▶ Stated task: Take the records underneath and set them down exactly.

==== Given records

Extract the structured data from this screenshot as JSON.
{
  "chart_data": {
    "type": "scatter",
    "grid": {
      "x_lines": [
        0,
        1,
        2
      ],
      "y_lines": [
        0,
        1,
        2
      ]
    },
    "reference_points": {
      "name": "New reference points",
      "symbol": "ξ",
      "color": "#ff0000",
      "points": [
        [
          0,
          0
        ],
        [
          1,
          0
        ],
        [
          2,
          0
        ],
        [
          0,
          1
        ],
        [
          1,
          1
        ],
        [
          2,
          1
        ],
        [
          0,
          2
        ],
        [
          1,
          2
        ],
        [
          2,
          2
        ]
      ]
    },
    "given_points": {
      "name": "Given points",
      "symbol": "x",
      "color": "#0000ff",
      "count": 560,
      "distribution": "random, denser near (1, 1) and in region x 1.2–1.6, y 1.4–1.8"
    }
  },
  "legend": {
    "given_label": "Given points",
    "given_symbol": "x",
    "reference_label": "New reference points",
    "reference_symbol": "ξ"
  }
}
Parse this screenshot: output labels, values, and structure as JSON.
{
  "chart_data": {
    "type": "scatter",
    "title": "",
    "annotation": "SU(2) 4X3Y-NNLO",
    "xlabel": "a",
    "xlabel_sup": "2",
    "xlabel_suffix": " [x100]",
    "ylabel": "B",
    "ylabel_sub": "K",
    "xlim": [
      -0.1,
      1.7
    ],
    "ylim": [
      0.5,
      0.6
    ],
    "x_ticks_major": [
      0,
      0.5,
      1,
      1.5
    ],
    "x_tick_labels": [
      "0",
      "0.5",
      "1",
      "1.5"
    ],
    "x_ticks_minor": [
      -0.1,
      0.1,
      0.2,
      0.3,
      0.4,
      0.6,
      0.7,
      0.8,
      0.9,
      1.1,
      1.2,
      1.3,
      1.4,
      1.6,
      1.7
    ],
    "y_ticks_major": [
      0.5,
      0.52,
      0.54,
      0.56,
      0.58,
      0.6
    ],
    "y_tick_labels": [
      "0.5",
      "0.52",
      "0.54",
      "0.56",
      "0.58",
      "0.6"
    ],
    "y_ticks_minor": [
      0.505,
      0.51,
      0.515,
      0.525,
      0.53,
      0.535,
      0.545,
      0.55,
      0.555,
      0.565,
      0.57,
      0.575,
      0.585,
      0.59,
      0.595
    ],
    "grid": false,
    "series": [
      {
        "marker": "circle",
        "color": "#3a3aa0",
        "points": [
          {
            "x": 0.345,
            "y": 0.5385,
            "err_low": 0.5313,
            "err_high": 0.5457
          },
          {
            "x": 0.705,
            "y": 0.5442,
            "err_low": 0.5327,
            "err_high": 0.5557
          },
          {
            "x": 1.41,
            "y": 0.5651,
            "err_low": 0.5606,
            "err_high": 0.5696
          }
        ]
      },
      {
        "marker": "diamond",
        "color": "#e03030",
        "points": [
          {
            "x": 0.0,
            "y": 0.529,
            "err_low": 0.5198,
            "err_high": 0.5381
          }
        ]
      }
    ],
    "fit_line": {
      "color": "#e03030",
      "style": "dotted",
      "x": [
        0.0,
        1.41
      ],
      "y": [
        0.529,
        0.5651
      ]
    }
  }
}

========

▶ Answer to this exercise:
Extract the structured data from this screenshot as JSON.
{
  "chart_data": {
    "type": "scatter",
    "grid": {
      "x_lines": [
        0,
        1,
        2
      ],
      "y_lines": [
        0,
        1,
        2
      ]
    },
    "reference_points": {
      "name": "New reference points",
      "symbol": "ξ",
      "color": "#ff0000",
      "points": [
        [
          0,
          0
        ],
        [
          1,
          0
        ],
        [
          2,
          0
        ],
        [
          0,
          1
        ],
        [
          1,
          1
        ],
        [
          2,
          1
        ],
        [
          0,
          2
        ],
        [
          1,
          2
        ],
        [
          2,
          2
        ]
      ]
    },
    "given_points": {
      "name": "Given points",
      "symbol": "x",
      "color": "#0000ff",
      "count": 560,
      "distribution": "random, denser near (1, 1) and in region x 1.2–1.6, y 1.4–1.8"
    }
  },
  "legend": {
    "given_label": "Given points",
    "given_symbol": "x",
    "reference_label": "New reference points",
    "reference_symbol": "ξ"
  }
}
Parse this screenshot: output labels, values, and structure as JSON.
{
  "chart_data": {
    "type": "scatter",
    "title": "",
    "annotation": "SU(2) 4X3Y-NNLO",
    "xlabel": "a",
    "xlabel_sup": "2",
    "xlabel_suffix": " [x100]",
    "ylabel": "B",
    "ylabel_sub": "K",
    "xlim": [
      -0.1,
      1.7
    ],
    "ylim": [
      0.5,
      0.6
    ],
    "x_ticks_major": [
      0,
      0.5,
      1,
      1.5
    ],
    "x_tick_labels": [
      "0",
      "0.5",
      "1",
      "1.5"
    ],
    "x_ticks_minor": [
      -0.1,
      0.1,
      0.2,
      0.3,
      0.4,
      0.6,
      0.7,
      0.8,
      0.9,
      1.1,
      1.2,
      1.3,
      1.4,
      1.6,
      1.7
    ],
    "y_ticks_major": [
      0.5,
      0.52,
      0.54,
      0.56,
      0.58,
      0.6
    ],
    "y_tick_labels": [
      "0.5",
      "0.52",
      "0.54",
      "0.56",
      "0.58",
      "0.6"
    ],
    "y_ticks_minor": [
      0.505,
      0.51,
      0.515,
      0.525,
      0.53,
      0.535,
      0.545,
      0.55,
      0.555,
      0.565,
      0.57,
      0.575,
      0.585,
      0.59,
      0.595
    ],
    "grid": false,
    "series": [
      {
        "marker": "circle",
        "color": "#3a3aa0",
        "points": [
          {
            "x": 0.345,
            "y": 0.5385,
            "err_low": 0.5313,
            "err_high": 0.5457
          },
          {
            "x": 0.705,
            "y": 0.5442,
            "err_low": 0.5327,
            "err_high": 0.5557
          },
          {
            "x": 1.41,
            "y": 0.5651,
            "err_low": 0.5606,
            "err_high": 0.5696
          }
        ]
      },
      {
        "marker": "diamond",
        "color": "#e03030",
        "points": [
          {
            "x": 0.0,
            "y": 0.529,
            "err_low": 0.5198,
            "err_high": 0.5381
          }
        ]
      }
    ],
    "fit_line": {
      "color": "#e03030",
      "style": "dotted",
      "x": [
        0.0,
        1.41
      ],
      "y": [
        0.529,
        0.5651
      ]
    }
  }
}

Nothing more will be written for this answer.